WHAT YOU WILL DO — Write each line out exactly, leaving none out.
** START SUPPLIED MATERIAL **
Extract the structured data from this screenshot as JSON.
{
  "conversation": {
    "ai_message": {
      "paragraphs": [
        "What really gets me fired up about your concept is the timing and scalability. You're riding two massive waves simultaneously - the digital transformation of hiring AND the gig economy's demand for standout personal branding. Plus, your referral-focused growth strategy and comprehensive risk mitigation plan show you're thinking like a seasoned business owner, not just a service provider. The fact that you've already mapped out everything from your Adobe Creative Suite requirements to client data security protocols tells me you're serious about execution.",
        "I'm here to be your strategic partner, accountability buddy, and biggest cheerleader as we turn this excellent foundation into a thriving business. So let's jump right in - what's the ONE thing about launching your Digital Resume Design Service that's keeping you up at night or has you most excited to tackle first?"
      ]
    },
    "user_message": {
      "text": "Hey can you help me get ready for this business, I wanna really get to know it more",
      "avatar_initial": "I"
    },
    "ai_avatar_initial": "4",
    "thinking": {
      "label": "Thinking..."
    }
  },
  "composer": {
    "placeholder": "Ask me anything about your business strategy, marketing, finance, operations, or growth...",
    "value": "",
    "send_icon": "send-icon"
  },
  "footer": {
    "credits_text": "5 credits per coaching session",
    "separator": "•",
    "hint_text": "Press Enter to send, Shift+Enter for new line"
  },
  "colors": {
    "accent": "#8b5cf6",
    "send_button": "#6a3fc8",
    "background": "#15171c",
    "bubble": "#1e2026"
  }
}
** END SUPPLIED MATERIAL **
SOLUTION —
Extract the structured data from this screenshot as JSON.
{
  "conversation": {
    "ai_message": {
      "paragraphs": [
        "What really gets me fired up about your concept is the timing and scalability. You're riding two massive waves simultaneously - the digital transformation of hiring AND the gig economy's demand for standout personal branding. Plus, your referral-focused growth strategy and comprehensive risk mitigation plan show you're thinking like a seasoned business owner, not just a service provider. The fact that you've already mapped out everything from your Adobe Creative Suite requirements to client data security protocols tells me you're serious about execution.",
        "I'm here to be your strategic partner, accountability buddy, and biggest cheerleader as we turn this excellent foundation into a thriving business. So let's jump right in - what's the ONE thing about launching your Digital Resume Design Service that's keeping you up at night or has you most excited to tackle first?"
      ]
    },
    "user_message": {
      "text": "Hey can you help me get ready for this business, I wanna really get to know it more",
      "avatar_initial": "I"
    },
    "ai_avatar_initial": "4",
    "thinking": {
      "label": "Thinking..."
    }
  },
  "composer": {
    "placeholder": "Ask me anything about your business strategy, marketing, finance, operations, or growth...",
    "value": "",
    "send_icon": "send-icon"
  },
  "footer": {
    "credits_text": "5 credits per coaching session",
    "separator": "•",
    "hint_text": "Press Enter to send, Shift+Enter for new line"
  },
  "colors": {
    "accent": "#8b5cf6",
    "send_button": "#6a3fc8",
    "background": "#15171c",
    "bubble": "#1e2026"
  }
}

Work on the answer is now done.